**What to do:**
1. In the build notes, which Open MPI version is needed to support UCX 1.6.x?
2. Reproduce the build notes between "download, configure, build" and "support UCX 1.6.x)", inclusive.
3. Decide whether each statement agrees with the build notes. Answer yes or no, and quote the deciding words.
(a) The UCX configure command passes an option that excludes ROCm.
(b) The libevent configure command enables the samples.
(c) Before configuring libevent, a directory named build is created.

**Quoted text:**
CPPFLAGS="$_CPPFLAGS" LDFLAGS="$_LDFLAGS" LIBS="$_LIBS" \
../configure \
  --enable-optimizations \
  --disable-logging \
  --enable-debug \
  --disable-assertions \
  --disable-params-check \
  --enable-cma \
  --enable-mt \
  --enable-devel-headers \
  --prefix=$UCX_BASE \
  --with-pic \
  --with-gnu-ld \
  --with-avx \
  --with-sse41 \
  --with-sse42 \
  --with-cuda=$CUDA_BASE \
  --without-rocm \
  --with-gdrcopy=$GDRCOPY_BASE \
  --with-verbs=$RDMA_CORE_BASE \
  --with-mlx5-dv \
  --with-rc \
  --with-ud \
  --with-dc \
  --with-ib-hw-tm \
  --with-dm \
  --without-cm \
  --with-rdmacm=$RDMA_CORE_BASE \
  --with-knem=$KNEM_BASE \
  --with-xpmem=$XPMEM_BASE \
  --without-ugni

make -j
make install

libevent

exported environment

export LIBEVENT_BASE=$CMSSW_BASE/local/libevent/2.1.11
export PATH=$LIBEVENT_BASE/bin:$PATH
export LD_LIBRARY_PATH=$LIBEVENT_BASE/lib:$LD_LIBRARY_PATH

download, configure, build and install

cd $CMSSW_BASE/build
wget https://github.com/libevent/libevent/releases/download/release-2.1.11-stable/libevent-2.1.11-stable.tar.gz
tar xaf libevent-2.1.11-stable.tar.gz
cd libevent-2.1.11-stable

mkdir build
cd build
../configure --prefix=$LIBEVENT_BASE --disable-samples --enable-shared --with-pic --with-gnu-ld
make -j
make install

Open MPI 4.0.x (> 4.0.1 is needed to support UCX 1.6.x)

**Provided data:**
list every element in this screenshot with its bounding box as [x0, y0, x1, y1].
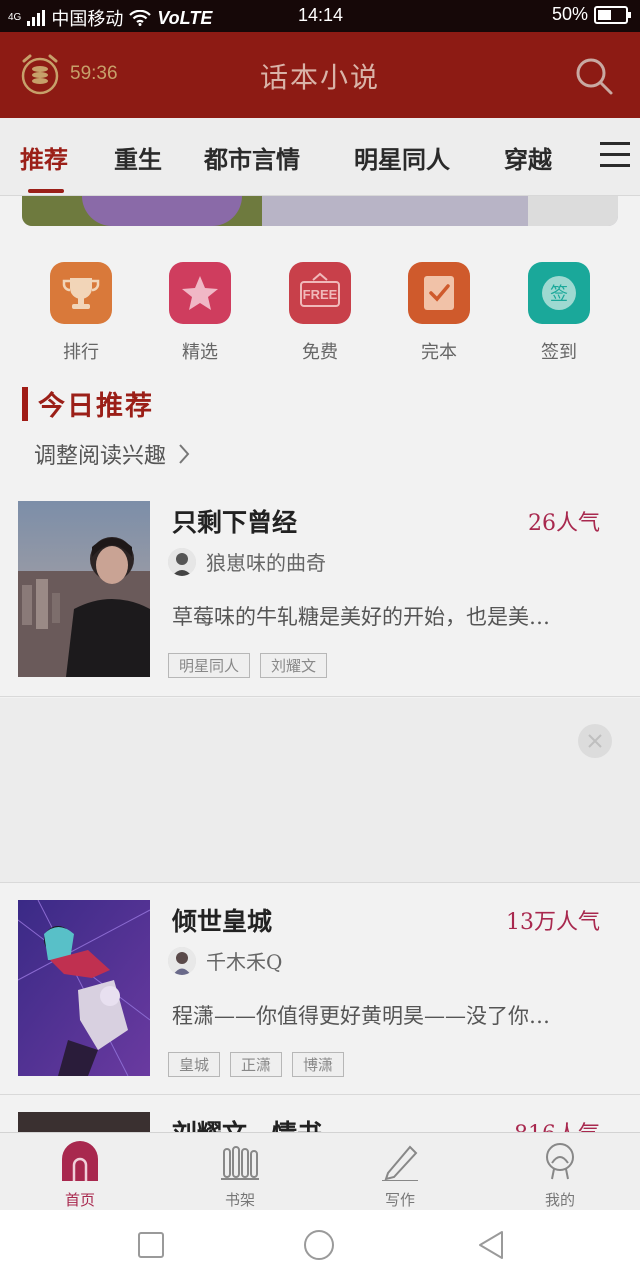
- ad-slot: [0, 698, 640, 882]
- quick-link-sign-in[interactable]: 签 签到: [514, 258, 604, 364]
- quick-link-label: 完本: [421, 342, 457, 363]
- book-author[interactable]: 狼崽味的曲奇: [168, 547, 326, 576]
- check-book-icon: [408, 262, 470, 324]
- avatar: [168, 946, 196, 975]
- book-cover[interactable]: [18, 501, 150, 677]
- quick-link-completed[interactable]: 完本: [394, 258, 484, 364]
- svg-text:FREE: FREE: [303, 287, 338, 302]
- category-tabs: 推荐 重生 都市言情 明星同人 穿越: [0, 118, 640, 196]
- author-name: 狼崽味的曲奇: [206, 551, 326, 575]
- book-cover[interactable]: [18, 900, 150, 1076]
- banner-art-accent: [82, 196, 242, 226]
- quick-link-label: 免费: [302, 342, 338, 363]
- nav-label: 写作: [384, 1191, 415, 1209]
- divider: [0, 696, 640, 697]
- battery-percent: 50%: [551, 4, 588, 24]
- profile-icon: [546, 1143, 574, 1180]
- avatar: [168, 547, 196, 576]
- section-header: 今日推荐: [22, 384, 154, 423]
- nav-profile[interactable]: 我的: [515, 1141, 605, 1210]
- tab-time-travel[interactable]: 穿越: [504, 140, 552, 175]
- book-title[interactable]: 刘耀文，情书: [172, 1114, 322, 1132]
- status-bar: 4G 中国移动 VoLTE 14:14 50%: [0, 0, 640, 32]
- quick-link-label: 排行: [63, 342, 99, 363]
- tab-rebirth[interactable]: 重生: [114, 140, 162, 175]
- nav-write[interactable]: 写作: [355, 1141, 445, 1210]
- home-icon: [62, 1141, 98, 1181]
- close-icon[interactable]: [578, 724, 612, 758]
- nav-label: 首页: [64, 1191, 95, 1209]
- quick-link-label: 签到: [541, 342, 577, 363]
- tab-urban-romance[interactable]: 都市言情: [204, 140, 300, 175]
- carrier-label: 中国移动: [51, 9, 124, 29]
- book-popularity: 816人气: [514, 1116, 600, 1132]
- book-tag[interactable]: 正潇: [230, 1052, 283, 1077]
- nav-label: 我的: [544, 1191, 575, 1209]
- section-title: 今日推荐: [38, 391, 154, 422]
- book-card[interactable]: 只剩下曾经 26人气 狼崽味的曲奇 草莓味的牛轧糖是美好的开始，也是美… 明星同…: [0, 501, 640, 697]
- battery-icon: [594, 5, 631, 24]
- trophy-icon: [50, 262, 112, 324]
- back-button[interactable]: [476, 1229, 508, 1261]
- search-icon[interactable]: [574, 56, 614, 96]
- book-description: 草莓味的牛轧糖是美好的开始，也是美…: [172, 605, 550, 629]
- star-icon: [169, 262, 231, 324]
- book-tags: 明星同人 刘耀文: [168, 653, 328, 678]
- chevron-right-icon: [179, 444, 190, 464]
- book-card[interactable]: 刘耀文，情书 816人气: [0, 1112, 640, 1132]
- divider: [0, 1094, 640, 1095]
- network-tag: 4G: [8, 12, 22, 23]
- nav-home[interactable]: 首页: [35, 1141, 125, 1210]
- sign-in-glyph: 签: [550, 284, 568, 305]
- bookshelf-icon: [221, 1146, 259, 1180]
- home-button[interactable]: [303, 1229, 335, 1261]
- author-name: 千木禾Q: [206, 950, 283, 974]
- recent-apps-button[interactable]: [135, 1229, 167, 1261]
- status-left: 4G 中国移动 VoLTE: [8, 5, 212, 31]
- volte-label: VoLTE: [157, 7, 213, 28]
- book-title[interactable]: 只剩下曾经: [172, 503, 297, 539]
- battery-fill: [598, 9, 611, 20]
- free-tag-icon: FREE: [289, 262, 351, 324]
- status-right: 50%: [551, 4, 631, 25]
- sign-in-icon: 签: [528, 262, 590, 324]
- section-accent-bar: [22, 386, 28, 421]
- book-card[interactable]: 倾世皇城 13万人气 千木禾Q 程潇——你值得更好黄明昊——没了你… 皇城 正潇…: [0, 900, 640, 1096]
- nav-label: 书架: [224, 1191, 255, 1209]
- book-cover[interactable]: [18, 1112, 150, 1132]
- banner-carousel[interactable]: [22, 196, 618, 226]
- book-popularity: 13万人气: [506, 910, 600, 935]
- adjust-interest-label: 调整阅读兴趣: [34, 444, 167, 469]
- book-author[interactable]: 千木禾Q: [168, 946, 282, 975]
- quick-link-free[interactable]: FREE 免费: [275, 258, 365, 364]
- app-header: 59:36 话本小说: [0, 32, 640, 118]
- status-time: 14:14: [298, 5, 344, 25]
- tab-celebrity-fanfic[interactable]: 明星同人: [354, 140, 450, 175]
- book-tag[interactable]: 博潇: [292, 1052, 345, 1077]
- book-tag[interactable]: 皇城: [168, 1052, 221, 1077]
- tab-recommend[interactable]: 推荐: [20, 140, 68, 175]
- book-title[interactable]: 倾世皇城: [172, 902, 272, 938]
- book-tag[interactable]: 明星同人: [168, 653, 251, 678]
- book-tag[interactable]: 刘耀文: [260, 653, 328, 678]
- quick-link-label: 精选: [182, 342, 218, 363]
- system-nav-bar: [0, 1210, 640, 1280]
- quick-links: 排行 精选 FREE 免费 完本 签 签到: [0, 258, 640, 368]
- app-title: 话本小说: [259, 61, 380, 94]
- adjust-interest-link[interactable]: 调整阅读兴趣: [34, 438, 190, 470]
- tab-indicator: [28, 189, 64, 193]
- quick-link-featured[interactable]: 精选: [155, 258, 245, 364]
- book-description: 程潇——你值得更好黄明昊——没了你…: [172, 1004, 550, 1028]
- wifi-icon: [129, 10, 152, 26]
- divider: [0, 882, 640, 883]
- nav-bookshelf[interactable]: 书架: [195, 1141, 285, 1210]
- menu-icon[interactable]: [600, 142, 630, 168]
- book-tags: 皇城 正潇 博潇: [168, 1052, 345, 1077]
- pencil-icon: [382, 1145, 418, 1182]
- banner-art-right: [528, 196, 618, 226]
- signal-icon: [27, 10, 46, 26]
- bottom-nav: 首页 书架 写作 我的: [0, 1132, 640, 1210]
- book-popularity: 26人气: [528, 511, 600, 536]
- quick-link-ranking[interactable]: 排行: [36, 258, 126, 364]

**Worked solutions:**
1. A version later than 4.0.1 is needed.

2.
download, configure, build and install

cd $CMSSW_BASE/build
wget https://github.com/libevent/libevent/releases/download/release-2.1.11-stable/libevent-2.1.11-stable.tar.gz
tar xaf libevent-2.1.11-stable.tar.gz
cd libevent-2.1.11-stable

mkdir build
cd build
../configure --prefix=$LIBEVENT_BASE --disable-samples --enable-shared --with-pic --with-gnu-ld
make -j
make install

Open MPI 4.0.x (> 4.0.1 is needed to support UCX 1.6.x)

3.
(a) Yes: "--without-rocm"
(b) No: "--disable-samples"
(c) Yes: "mkdir build"